● **Material for the task**
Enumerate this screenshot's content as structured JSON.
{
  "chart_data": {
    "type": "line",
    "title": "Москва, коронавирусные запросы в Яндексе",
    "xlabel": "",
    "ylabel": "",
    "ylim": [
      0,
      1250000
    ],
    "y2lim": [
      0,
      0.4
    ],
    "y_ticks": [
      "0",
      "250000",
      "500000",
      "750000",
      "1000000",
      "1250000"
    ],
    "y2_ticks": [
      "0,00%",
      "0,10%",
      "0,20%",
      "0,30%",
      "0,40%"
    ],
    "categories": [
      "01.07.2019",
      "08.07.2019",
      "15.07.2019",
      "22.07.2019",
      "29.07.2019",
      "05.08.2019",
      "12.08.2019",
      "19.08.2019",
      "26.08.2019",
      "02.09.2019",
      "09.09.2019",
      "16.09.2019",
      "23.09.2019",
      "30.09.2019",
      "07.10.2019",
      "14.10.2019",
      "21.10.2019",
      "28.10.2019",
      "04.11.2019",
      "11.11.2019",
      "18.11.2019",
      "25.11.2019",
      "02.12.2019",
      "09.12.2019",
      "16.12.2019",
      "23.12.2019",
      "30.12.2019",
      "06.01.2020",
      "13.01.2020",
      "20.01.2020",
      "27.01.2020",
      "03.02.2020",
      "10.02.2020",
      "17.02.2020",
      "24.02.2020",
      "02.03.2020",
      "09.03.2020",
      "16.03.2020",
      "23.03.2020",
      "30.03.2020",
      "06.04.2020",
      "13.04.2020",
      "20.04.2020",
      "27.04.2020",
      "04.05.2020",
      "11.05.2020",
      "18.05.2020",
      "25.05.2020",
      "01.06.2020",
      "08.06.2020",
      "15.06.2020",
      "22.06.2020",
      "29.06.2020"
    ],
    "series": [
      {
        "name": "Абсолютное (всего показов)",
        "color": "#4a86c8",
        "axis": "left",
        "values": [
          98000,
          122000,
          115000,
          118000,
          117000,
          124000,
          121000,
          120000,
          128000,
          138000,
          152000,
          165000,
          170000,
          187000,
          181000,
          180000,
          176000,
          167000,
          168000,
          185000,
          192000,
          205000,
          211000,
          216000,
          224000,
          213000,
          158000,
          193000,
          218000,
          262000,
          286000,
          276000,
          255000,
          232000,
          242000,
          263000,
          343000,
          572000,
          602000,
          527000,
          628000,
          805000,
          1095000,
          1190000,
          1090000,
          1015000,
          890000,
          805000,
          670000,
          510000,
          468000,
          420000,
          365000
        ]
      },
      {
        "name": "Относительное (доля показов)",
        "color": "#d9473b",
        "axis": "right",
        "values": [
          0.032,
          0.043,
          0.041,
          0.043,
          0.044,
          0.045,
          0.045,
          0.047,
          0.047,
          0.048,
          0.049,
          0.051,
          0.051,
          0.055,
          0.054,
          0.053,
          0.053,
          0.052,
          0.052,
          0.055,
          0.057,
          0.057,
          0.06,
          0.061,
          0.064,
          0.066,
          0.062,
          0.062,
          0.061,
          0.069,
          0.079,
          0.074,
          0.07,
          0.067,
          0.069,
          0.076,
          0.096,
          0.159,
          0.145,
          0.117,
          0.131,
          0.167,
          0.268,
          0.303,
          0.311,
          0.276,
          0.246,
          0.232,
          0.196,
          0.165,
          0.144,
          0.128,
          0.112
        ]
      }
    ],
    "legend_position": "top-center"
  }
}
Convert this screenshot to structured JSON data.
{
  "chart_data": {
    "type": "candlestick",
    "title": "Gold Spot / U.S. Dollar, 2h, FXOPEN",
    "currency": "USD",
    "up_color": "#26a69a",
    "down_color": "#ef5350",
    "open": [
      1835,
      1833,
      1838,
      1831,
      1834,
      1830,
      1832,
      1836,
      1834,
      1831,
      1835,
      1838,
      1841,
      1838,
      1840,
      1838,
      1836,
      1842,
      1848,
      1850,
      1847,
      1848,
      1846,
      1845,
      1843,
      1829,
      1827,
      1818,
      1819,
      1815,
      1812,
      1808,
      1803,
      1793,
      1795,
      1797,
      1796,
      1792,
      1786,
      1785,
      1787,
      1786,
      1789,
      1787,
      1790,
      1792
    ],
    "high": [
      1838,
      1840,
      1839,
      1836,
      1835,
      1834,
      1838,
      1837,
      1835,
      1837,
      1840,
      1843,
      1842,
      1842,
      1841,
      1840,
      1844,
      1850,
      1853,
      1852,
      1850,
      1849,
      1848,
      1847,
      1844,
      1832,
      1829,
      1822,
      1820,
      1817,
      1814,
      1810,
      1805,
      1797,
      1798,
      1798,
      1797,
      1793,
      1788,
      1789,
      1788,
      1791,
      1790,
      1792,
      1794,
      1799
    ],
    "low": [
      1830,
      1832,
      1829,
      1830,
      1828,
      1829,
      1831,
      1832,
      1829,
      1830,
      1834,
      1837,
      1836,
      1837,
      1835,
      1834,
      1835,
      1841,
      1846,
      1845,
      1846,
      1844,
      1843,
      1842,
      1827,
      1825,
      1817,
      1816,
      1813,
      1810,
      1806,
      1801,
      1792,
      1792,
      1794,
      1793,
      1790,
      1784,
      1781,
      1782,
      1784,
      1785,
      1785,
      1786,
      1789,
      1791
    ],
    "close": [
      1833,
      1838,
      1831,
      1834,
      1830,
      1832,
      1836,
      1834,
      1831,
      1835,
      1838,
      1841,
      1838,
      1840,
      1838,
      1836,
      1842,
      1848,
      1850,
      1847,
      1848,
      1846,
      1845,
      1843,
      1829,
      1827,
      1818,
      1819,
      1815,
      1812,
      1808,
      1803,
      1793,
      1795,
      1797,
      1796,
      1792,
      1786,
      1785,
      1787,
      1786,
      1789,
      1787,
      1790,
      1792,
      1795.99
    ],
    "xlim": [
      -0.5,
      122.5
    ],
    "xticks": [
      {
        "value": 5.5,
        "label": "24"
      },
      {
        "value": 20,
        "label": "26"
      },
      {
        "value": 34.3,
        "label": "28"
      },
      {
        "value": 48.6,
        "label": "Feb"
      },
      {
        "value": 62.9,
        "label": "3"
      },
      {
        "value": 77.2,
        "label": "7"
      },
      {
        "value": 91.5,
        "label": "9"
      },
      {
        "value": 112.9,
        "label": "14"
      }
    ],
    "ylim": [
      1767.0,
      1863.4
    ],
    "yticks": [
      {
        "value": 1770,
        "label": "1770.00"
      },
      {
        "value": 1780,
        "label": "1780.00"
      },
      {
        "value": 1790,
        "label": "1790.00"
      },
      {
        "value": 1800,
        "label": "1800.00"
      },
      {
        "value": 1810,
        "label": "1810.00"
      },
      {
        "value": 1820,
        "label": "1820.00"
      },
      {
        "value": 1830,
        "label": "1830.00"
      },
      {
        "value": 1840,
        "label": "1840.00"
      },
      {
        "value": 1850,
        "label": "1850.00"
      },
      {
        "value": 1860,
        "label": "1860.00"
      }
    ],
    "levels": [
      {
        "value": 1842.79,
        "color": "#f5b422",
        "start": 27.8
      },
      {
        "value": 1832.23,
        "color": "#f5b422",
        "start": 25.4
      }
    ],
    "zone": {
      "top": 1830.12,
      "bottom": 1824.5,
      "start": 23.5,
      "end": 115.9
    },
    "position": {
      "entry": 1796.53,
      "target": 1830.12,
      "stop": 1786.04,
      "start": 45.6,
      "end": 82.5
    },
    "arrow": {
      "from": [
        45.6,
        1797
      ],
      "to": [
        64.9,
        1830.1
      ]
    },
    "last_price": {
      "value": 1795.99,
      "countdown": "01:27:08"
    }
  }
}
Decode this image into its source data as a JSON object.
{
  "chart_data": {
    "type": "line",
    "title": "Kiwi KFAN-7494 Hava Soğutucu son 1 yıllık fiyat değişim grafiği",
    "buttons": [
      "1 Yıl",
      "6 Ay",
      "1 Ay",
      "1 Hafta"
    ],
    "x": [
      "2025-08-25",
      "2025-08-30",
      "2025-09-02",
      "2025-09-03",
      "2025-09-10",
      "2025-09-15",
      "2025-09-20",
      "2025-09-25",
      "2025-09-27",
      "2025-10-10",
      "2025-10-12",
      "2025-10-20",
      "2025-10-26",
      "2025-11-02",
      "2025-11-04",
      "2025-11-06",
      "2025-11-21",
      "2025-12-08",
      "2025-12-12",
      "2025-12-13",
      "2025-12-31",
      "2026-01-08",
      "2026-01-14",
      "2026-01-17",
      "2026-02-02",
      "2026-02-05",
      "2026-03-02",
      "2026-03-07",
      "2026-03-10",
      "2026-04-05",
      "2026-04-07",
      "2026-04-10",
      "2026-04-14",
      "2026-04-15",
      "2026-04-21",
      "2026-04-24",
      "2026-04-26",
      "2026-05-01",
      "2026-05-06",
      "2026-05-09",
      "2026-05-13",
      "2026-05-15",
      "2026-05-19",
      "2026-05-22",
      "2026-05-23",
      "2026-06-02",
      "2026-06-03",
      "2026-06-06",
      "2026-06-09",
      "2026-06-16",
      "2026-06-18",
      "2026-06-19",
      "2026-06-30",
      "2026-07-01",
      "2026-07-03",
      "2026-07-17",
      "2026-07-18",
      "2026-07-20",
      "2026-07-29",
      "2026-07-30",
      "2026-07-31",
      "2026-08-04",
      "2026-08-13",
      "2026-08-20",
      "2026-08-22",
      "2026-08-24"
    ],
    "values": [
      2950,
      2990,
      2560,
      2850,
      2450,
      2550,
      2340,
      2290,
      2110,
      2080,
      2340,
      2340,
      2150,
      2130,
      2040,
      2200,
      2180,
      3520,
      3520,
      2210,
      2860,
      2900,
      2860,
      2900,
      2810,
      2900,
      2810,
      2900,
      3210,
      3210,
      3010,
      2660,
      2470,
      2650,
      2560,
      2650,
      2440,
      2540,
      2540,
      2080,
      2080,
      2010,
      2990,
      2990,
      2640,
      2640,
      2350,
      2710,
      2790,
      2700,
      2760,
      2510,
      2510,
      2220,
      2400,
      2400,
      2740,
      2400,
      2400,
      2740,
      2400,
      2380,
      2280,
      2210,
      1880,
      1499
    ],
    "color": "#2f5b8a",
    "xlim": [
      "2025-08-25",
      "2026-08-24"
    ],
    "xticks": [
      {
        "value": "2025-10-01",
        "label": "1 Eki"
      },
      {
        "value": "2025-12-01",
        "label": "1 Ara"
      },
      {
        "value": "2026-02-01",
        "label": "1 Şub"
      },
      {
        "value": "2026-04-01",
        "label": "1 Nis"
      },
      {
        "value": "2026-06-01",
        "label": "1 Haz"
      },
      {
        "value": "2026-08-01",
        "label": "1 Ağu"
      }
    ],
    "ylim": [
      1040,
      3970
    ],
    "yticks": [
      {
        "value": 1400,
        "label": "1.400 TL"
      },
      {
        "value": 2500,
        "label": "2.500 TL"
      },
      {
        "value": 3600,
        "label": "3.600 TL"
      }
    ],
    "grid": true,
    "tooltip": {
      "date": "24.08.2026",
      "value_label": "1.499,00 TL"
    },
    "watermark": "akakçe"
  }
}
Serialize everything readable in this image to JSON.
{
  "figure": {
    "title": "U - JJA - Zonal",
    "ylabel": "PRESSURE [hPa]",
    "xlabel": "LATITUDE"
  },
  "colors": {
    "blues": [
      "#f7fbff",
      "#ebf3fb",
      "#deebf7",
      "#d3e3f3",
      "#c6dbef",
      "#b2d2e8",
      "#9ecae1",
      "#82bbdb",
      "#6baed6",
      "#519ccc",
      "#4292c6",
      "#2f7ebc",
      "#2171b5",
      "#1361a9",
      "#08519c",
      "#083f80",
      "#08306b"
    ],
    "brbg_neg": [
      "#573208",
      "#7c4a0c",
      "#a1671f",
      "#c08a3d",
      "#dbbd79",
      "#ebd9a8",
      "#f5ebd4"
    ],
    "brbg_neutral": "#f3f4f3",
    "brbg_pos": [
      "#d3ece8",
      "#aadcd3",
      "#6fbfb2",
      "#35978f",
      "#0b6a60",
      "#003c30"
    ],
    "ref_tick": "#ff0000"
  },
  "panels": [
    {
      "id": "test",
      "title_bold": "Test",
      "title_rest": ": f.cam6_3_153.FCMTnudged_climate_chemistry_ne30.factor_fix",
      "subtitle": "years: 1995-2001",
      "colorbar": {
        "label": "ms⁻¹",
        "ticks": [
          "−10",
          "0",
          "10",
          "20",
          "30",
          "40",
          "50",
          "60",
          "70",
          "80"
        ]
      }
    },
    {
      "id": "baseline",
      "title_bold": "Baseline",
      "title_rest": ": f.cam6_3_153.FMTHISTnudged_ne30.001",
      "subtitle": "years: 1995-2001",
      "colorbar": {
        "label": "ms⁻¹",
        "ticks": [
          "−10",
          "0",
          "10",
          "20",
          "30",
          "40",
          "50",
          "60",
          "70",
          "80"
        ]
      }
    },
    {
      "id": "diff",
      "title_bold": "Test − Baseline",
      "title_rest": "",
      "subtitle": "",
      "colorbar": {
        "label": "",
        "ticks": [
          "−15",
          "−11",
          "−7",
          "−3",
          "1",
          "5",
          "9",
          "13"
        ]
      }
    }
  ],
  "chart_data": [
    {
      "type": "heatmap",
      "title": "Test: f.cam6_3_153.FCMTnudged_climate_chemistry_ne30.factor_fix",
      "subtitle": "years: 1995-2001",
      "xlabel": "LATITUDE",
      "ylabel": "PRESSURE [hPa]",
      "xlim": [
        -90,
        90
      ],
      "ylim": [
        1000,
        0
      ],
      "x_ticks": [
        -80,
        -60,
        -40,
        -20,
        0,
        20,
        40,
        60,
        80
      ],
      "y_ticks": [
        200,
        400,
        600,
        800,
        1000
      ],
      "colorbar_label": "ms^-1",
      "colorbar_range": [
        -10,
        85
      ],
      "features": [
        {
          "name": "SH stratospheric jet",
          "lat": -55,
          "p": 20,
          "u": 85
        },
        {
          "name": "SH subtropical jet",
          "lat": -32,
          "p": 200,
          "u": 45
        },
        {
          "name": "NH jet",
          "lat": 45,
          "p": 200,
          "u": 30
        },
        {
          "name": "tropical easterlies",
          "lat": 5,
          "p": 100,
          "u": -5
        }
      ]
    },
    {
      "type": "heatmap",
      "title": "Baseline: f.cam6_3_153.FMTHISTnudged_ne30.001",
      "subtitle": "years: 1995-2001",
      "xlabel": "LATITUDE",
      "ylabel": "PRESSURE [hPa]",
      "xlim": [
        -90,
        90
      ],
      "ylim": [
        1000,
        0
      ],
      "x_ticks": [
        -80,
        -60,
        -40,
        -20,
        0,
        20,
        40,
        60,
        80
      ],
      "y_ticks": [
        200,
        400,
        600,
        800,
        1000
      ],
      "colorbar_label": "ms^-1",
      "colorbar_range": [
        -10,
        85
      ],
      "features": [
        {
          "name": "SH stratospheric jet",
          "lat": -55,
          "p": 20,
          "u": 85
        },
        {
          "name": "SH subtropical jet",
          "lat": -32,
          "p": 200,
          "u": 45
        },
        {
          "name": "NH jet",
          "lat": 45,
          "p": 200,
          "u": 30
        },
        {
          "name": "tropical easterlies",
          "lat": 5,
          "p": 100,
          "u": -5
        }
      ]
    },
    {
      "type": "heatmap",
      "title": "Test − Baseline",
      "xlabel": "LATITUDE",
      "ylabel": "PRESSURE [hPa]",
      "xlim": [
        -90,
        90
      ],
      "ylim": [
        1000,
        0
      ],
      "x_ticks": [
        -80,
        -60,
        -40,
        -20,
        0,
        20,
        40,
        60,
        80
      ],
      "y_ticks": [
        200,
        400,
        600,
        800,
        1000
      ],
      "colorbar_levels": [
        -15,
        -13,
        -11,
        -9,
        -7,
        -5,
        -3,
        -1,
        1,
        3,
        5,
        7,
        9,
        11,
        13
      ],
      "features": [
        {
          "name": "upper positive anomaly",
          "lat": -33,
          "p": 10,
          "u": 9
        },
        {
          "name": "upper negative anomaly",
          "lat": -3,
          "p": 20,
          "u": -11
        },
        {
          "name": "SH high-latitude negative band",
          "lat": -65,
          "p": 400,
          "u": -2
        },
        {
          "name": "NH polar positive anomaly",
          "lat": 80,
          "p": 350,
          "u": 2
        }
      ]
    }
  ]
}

● **Task details**
Copy each line of the entries that includes the word "negative".

● **Output for this exercise**
          "name": "upper negative anomaly",
          "name": "SH high-latitude negative band",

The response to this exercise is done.